Required task ▸ Rewrite the items below, substituting "trendline" for every occurrence of "trend-line" and leaving everything else untouched.

### Extracted data ###

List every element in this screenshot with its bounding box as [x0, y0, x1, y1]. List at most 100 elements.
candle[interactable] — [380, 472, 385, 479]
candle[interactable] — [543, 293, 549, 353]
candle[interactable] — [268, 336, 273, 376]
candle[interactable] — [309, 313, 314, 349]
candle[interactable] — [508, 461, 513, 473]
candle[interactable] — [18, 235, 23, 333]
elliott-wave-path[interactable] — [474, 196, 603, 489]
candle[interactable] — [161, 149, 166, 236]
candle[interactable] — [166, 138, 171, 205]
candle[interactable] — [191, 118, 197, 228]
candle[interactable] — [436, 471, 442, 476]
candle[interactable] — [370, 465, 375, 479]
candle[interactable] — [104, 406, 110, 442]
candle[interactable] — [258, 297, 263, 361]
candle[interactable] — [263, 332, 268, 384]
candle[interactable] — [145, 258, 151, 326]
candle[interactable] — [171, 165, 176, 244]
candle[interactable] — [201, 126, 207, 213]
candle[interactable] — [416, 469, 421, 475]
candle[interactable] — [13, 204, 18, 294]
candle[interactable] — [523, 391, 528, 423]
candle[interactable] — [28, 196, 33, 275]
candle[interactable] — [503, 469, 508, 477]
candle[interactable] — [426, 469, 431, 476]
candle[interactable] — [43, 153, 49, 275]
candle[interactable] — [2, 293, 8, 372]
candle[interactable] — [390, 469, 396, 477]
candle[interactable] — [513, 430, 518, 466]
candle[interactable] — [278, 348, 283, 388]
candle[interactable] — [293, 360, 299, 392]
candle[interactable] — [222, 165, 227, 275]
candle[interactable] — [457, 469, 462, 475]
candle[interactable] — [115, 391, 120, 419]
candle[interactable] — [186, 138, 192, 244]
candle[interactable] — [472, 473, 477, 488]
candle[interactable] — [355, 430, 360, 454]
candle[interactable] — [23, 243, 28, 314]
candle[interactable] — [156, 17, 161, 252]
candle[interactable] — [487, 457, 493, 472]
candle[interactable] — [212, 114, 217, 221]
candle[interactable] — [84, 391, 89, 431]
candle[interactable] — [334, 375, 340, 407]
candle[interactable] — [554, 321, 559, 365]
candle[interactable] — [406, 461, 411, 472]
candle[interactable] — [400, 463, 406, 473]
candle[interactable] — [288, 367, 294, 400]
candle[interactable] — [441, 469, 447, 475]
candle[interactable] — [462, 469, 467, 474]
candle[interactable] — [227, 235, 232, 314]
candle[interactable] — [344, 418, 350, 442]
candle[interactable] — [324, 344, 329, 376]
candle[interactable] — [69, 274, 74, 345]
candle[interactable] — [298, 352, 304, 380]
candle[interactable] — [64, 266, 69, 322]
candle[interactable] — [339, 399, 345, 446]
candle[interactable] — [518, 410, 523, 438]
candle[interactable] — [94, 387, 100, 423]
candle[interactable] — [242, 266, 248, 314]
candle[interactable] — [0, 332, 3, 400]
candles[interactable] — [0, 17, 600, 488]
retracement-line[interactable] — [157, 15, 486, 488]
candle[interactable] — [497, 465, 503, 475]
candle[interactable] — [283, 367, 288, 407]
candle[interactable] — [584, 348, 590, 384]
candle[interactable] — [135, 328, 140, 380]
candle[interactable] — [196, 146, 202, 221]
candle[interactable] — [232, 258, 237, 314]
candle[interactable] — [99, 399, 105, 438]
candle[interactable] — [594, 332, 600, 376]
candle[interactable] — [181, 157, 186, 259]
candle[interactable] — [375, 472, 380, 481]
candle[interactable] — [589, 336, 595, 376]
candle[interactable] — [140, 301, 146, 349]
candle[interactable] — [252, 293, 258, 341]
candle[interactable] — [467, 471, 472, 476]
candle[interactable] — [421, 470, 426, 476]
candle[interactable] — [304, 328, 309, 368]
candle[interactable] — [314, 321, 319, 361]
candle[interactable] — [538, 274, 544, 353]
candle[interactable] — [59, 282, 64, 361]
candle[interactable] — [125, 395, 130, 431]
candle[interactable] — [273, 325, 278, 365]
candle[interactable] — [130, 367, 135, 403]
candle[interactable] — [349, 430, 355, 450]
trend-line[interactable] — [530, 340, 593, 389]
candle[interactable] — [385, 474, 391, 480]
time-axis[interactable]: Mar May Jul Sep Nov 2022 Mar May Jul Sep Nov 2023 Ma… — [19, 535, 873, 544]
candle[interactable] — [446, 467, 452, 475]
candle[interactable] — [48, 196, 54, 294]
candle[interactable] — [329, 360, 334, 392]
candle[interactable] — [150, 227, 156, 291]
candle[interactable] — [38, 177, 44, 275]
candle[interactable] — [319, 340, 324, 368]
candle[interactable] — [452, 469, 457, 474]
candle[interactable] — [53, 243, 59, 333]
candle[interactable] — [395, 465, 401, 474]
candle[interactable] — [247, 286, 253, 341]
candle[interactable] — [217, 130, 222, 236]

###

Result of this exercise ▸
List every element in this screenshot with its bounding box as [x0, y0, x1, y1]. List at most 100 elements.
candle[interactable] — [380, 472, 385, 479]
candle[interactable] — [543, 293, 549, 353]
candle[interactable] — [268, 336, 273, 376]
candle[interactable] — [309, 313, 314, 349]
candle[interactable] — [508, 461, 513, 473]
candle[interactable] — [18, 235, 23, 333]
elliott-wave-path[interactable] — [474, 196, 603, 489]
candle[interactable] — [161, 149, 166, 236]
candle[interactable] — [166, 138, 171, 205]
candle[interactable] — [191, 118, 197, 228]
candle[interactable] — [436, 471, 442, 476]
candle[interactable] — [370, 465, 375, 479]
candle[interactable] — [104, 406, 110, 442]
candle[interactable] — [258, 297, 263, 361]
candle[interactable] — [263, 332, 268, 384]
candle[interactable] — [145, 258, 151, 326]
candle[interactable] — [171, 165, 176, 244]
candle[interactable] — [201, 126, 207, 213]
candle[interactable] — [416, 469, 421, 475]
candle[interactable] — [13, 204, 18, 294]
candle[interactable] — [523, 391, 528, 423]
candle[interactable] — [28, 196, 33, 275]
candle[interactable] — [503, 469, 508, 477]
candle[interactable] — [426, 469, 431, 476]
candle[interactable] — [43, 153, 49, 275]
candle[interactable] — [2, 293, 8, 372]
candle[interactable] — [390, 469, 396, 477]
candle[interactable] — [513, 430, 518, 466]
candle[interactable] — [278, 348, 283, 388]
candle[interactable] — [293, 360, 299, 392]
candle[interactable] — [222, 165, 227, 275]
candle[interactable] — [457, 469, 462, 475]
candle[interactable] — [115, 391, 120, 419]
candle[interactable] — [186, 138, 192, 244]
candle[interactable] — [472, 473, 477, 488]
candle[interactable] — [355, 430, 360, 454]
candle[interactable] — [23, 243, 28, 314]
candle[interactable] — [156, 17, 161, 252]
candle[interactable] — [487, 457, 493, 472]
candle[interactable] — [212, 114, 217, 221]
candle[interactable] — [84, 391, 89, 431]
candle[interactable] — [334, 375, 340, 407]
candle[interactable] — [554, 321, 559, 365]
candle[interactable] — [406, 461, 411, 472]
candle[interactable] — [400, 463, 406, 473]
candle[interactable] — [288, 367, 294, 400]
candle[interactable] — [441, 469, 447, 475]
candle[interactable] — [462, 469, 467, 474]
candle[interactable] — [227, 235, 232, 314]
candle[interactable] — [344, 418, 350, 442]
candle[interactable] — [324, 344, 329, 376]
candle[interactable] — [69, 274, 74, 345]
candle[interactable] — [298, 352, 304, 380]
candle[interactable] — [64, 266, 69, 322]
candle[interactable] — [339, 399, 345, 446]
candle[interactable] — [518, 410, 523, 438]
candle[interactable] — [94, 387, 100, 423]
candle[interactable] — [242, 266, 248, 314]
candle[interactable] — [0, 332, 3, 400]
candles[interactable] — [0, 17, 600, 488]
retracement-line[interactable] — [157, 15, 486, 488]
candle[interactable] — [497, 465, 503, 475]
candle[interactable] — [283, 367, 288, 407]
candle[interactable] — [584, 348, 590, 384]
candle[interactable] — [135, 328, 140, 380]
candle[interactable] — [196, 146, 202, 221]
candle[interactable] — [232, 258, 237, 314]
candle[interactable] — [99, 399, 105, 438]
candle[interactable] — [594, 332, 600, 376]
candle[interactable] — [181, 157, 186, 259]
candle[interactable] — [375, 472, 380, 481]
candle[interactable] — [589, 336, 595, 376]
candle[interactable] — [140, 301, 146, 349]
candle[interactable] — [252, 293, 258, 341]
candle[interactable] — [467, 471, 472, 476]
candle[interactable] — [421, 470, 426, 476]
candle[interactable] — [304, 328, 309, 368]
candle[interactable] — [314, 321, 319, 361]
candle[interactable] — [538, 274, 544, 353]
candle[interactable] — [59, 282, 64, 361]
candle[interactable] — [125, 395, 130, 431]
candle[interactable] — [273, 325, 278, 365]
candle[interactable] — [130, 367, 135, 403]
candle[interactable] — [349, 430, 355, 450]
trendline[interactable] — [530, 340, 593, 389]
candle[interactable] — [385, 474, 391, 480]
time-axis[interactable]: Mar May Jul Sep Nov 2022 Mar May Jul Sep Nov 2023 Ma… — [19, 535, 873, 544]
candle[interactable] — [446, 467, 452, 475]
candle[interactable] — [48, 196, 54, 294]
candle[interactable] — [329, 360, 334, 392]
candle[interactable] — [150, 227, 156, 291]
candle[interactable] — [38, 177, 44, 275]
candle[interactable] — [319, 340, 324, 368]
candle[interactable] — [452, 469, 457, 474]
candle[interactable] — [53, 243, 59, 333]
candle[interactable] — [395, 465, 401, 474]
candle[interactable] — [247, 286, 253, 341]
candle[interactable] — [217, 130, 222, 236]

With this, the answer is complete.